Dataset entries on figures
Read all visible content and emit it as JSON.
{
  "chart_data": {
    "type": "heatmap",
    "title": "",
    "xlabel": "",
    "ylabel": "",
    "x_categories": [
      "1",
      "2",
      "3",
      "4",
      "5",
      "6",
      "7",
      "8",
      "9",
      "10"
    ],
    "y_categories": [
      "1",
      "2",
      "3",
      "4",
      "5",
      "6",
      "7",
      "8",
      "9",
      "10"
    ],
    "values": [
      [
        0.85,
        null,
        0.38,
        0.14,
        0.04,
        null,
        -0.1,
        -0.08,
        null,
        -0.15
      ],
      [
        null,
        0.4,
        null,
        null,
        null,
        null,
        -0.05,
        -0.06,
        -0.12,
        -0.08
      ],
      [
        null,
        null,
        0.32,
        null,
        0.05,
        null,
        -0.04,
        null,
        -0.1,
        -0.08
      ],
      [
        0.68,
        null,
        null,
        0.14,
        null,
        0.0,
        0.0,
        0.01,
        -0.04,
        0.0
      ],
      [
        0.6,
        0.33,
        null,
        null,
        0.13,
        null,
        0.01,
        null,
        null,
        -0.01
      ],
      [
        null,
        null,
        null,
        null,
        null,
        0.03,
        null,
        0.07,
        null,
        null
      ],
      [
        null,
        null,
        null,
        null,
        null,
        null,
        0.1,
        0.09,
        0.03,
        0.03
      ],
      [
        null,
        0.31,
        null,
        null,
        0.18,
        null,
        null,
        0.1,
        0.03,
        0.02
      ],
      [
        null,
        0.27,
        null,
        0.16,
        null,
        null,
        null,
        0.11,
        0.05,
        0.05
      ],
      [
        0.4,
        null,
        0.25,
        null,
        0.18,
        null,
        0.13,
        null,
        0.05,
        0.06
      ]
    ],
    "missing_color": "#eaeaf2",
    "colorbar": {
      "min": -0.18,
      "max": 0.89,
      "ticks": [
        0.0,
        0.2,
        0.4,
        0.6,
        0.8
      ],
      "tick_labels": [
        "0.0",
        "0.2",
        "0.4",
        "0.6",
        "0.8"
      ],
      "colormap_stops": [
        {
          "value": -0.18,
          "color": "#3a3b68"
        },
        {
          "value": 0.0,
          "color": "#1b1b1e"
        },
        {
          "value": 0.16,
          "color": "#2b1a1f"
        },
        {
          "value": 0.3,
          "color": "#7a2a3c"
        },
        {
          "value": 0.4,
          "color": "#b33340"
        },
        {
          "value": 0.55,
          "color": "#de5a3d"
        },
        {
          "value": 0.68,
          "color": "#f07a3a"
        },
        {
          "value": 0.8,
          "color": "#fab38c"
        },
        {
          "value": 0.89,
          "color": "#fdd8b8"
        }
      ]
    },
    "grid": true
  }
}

→ **PROMPT**: Emit the records above again, exactly, with no line skipped.

→ **PROBLEM SOLUTION**:
Read all visible content and emit it as JSON.
{
  "chart_data": {
    "type": "heatmap",
    "title": "",
    "xlabel": "",
    "ylabel": "",
    "x_categories": [
      "1",
      "2",
      "3",
      "4",
      "5",
      "6",
      "7",
      "8",
      "9",
      "10"
    ],
    "y_categories": [
      "1",
      "2",
      "3",
      "4",
      "5",
      "6",
      "7",
      "8",
      "9",
      "10"
    ],
    "values": [
      [
        0.85,
        null,
        0.38,
        0.14,
        0.04,
        null,
        -0.1,
        -0.08,
        null,
        -0.15
      ],
      [
        null,
        0.4,
        null,
        null,
        null,
        null,
        -0.05,
        -0.06,
        -0.12,
        -0.08
      ],
      [
        null,
        null,
        0.32,
        null,
        0.05,
        null,
        -0.04,
        null,
        -0.1,
        -0.08
      ],
      [
        0.68,
        null,
        null,
        0.14,
        null,
        0.0,
        0.0,
        0.01,
        -0.04,
        0.0
      ],
      [
        0.6,
        0.33,
        null,
        null,
        0.13,
        null,
        0.01,
        null,
        null,
        -0.01
      ],
      [
        null,
        null,
        null,
        null,
        null,
        0.03,
        null,
        0.07,
        null,
        null
      ],
      [
        null,
        null,
        null,
        null,
        null,
        null,
        0.1,
        0.09,
        0.03,
        0.03
      ],
      [
        null,
        0.31,
        null,
        null,
        0.18,
        null,
        null,
        0.1,
        0.03,
        0.02
      ],
      [
        null,
        0.27,
        null,
        0.16,
        null,
        null,
        null,
        0.11,
        0.05,
        0.05
      ],
      [
        0.4,
        null,
        0.25,
        null,
        0.18,
        null,
        0.13,
        null,
        0.05,
        0.06
      ]
    ],
    "missing_color": "#eaeaf2",
    "colorbar": {
      "min": -0.18,
      "max": 0.89,
      "ticks": [
        0.0,
        0.2,
        0.4,
        0.6,
        0.8
      ],
      "tick_labels": [
        "0.0",
        "0.2",
        "0.4",
        "0.6",
        "0.8"
      ],
      "colormap_stops": [
        {
          "value": -0.18,
          "color": "#3a3b68"
        },
        {
          "value": 0.0,
          "color": "#1b1b1e"
        },
        {
          "value": 0.16,
          "color": "#2b1a1f"
        },
        {
          "value": 0.3,
          "color": "#7a2a3c"
        },
        {
          "value": 0.4,
          "color": "#b33340"
        },
        {
          "value": 0.55,
          "color": "#de5a3d"
        },
        {
          "value": 0.68,
          "color": "#f07a3a"
        },
        {
          "value": 0.8,
          "color": "#fab38c"
        },
        {
          "value": 0.89,
          "color": "#fdd8b8"
        }
      ]
    },
    "grid": true
  }
}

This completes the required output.